What is needed. Draw out every line with the word "this" from the listing below.

Exercise material.
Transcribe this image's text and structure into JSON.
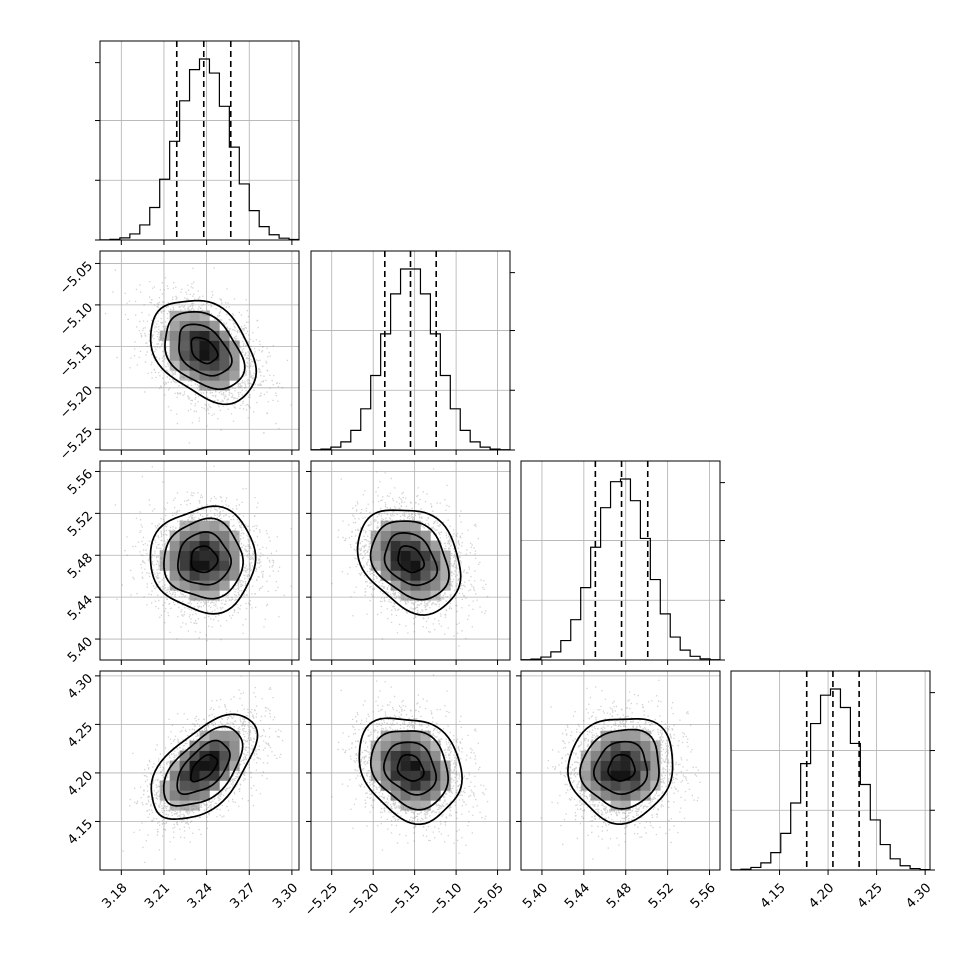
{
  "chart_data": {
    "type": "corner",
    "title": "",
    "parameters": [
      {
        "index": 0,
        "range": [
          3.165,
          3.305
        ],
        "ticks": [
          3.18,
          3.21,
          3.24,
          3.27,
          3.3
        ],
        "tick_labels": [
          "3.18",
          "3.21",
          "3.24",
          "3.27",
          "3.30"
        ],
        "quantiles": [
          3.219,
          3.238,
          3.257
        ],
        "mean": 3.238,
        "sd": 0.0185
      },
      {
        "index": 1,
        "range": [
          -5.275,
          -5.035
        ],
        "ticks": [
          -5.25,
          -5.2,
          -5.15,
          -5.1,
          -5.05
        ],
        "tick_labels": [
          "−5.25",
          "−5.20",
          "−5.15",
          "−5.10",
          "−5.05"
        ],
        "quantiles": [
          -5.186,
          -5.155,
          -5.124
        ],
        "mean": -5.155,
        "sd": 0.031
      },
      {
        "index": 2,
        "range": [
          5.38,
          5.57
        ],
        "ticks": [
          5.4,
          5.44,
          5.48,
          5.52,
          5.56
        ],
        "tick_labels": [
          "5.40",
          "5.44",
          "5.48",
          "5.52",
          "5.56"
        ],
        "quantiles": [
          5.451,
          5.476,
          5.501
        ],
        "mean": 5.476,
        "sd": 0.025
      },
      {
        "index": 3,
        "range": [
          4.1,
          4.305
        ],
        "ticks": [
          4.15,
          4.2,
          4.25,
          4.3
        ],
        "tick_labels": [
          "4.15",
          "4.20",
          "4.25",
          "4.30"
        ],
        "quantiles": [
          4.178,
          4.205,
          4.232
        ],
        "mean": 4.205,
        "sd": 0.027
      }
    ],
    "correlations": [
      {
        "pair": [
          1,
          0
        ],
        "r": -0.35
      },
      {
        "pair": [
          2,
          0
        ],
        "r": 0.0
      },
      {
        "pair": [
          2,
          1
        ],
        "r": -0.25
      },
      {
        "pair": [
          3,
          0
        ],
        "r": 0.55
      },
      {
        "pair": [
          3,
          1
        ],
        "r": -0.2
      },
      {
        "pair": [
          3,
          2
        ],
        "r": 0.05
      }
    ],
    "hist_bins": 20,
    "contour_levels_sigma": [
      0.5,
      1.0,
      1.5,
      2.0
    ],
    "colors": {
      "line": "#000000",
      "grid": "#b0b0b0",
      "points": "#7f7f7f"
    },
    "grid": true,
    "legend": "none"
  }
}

---

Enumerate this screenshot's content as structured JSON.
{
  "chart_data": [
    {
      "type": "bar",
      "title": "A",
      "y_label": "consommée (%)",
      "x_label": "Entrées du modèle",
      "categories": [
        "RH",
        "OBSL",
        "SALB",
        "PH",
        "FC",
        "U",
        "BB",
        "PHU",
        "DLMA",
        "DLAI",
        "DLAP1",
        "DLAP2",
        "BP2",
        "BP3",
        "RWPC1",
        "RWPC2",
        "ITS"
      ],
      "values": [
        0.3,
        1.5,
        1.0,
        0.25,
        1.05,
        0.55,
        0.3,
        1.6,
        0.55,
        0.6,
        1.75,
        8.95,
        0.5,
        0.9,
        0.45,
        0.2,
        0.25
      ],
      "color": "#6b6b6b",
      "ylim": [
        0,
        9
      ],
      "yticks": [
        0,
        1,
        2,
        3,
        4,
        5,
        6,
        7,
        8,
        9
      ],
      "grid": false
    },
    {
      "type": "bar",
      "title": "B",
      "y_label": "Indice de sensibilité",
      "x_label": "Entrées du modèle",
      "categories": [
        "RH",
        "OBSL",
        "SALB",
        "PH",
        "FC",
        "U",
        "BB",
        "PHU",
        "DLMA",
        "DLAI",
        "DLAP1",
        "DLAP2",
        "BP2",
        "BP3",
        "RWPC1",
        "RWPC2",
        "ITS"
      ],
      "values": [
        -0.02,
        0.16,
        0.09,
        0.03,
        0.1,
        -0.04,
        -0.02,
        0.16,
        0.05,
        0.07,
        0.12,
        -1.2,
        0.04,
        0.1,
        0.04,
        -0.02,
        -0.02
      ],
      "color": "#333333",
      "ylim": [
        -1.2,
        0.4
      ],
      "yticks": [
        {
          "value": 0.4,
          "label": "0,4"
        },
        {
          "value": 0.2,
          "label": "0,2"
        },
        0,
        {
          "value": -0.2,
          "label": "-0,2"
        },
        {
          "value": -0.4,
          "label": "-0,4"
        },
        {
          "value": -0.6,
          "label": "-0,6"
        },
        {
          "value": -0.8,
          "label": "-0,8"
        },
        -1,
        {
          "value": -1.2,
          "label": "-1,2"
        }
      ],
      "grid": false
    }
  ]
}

Correct output.
Transcribe this image's text and structure into JSON.
Enumerate this screenshot's content as structured JSON.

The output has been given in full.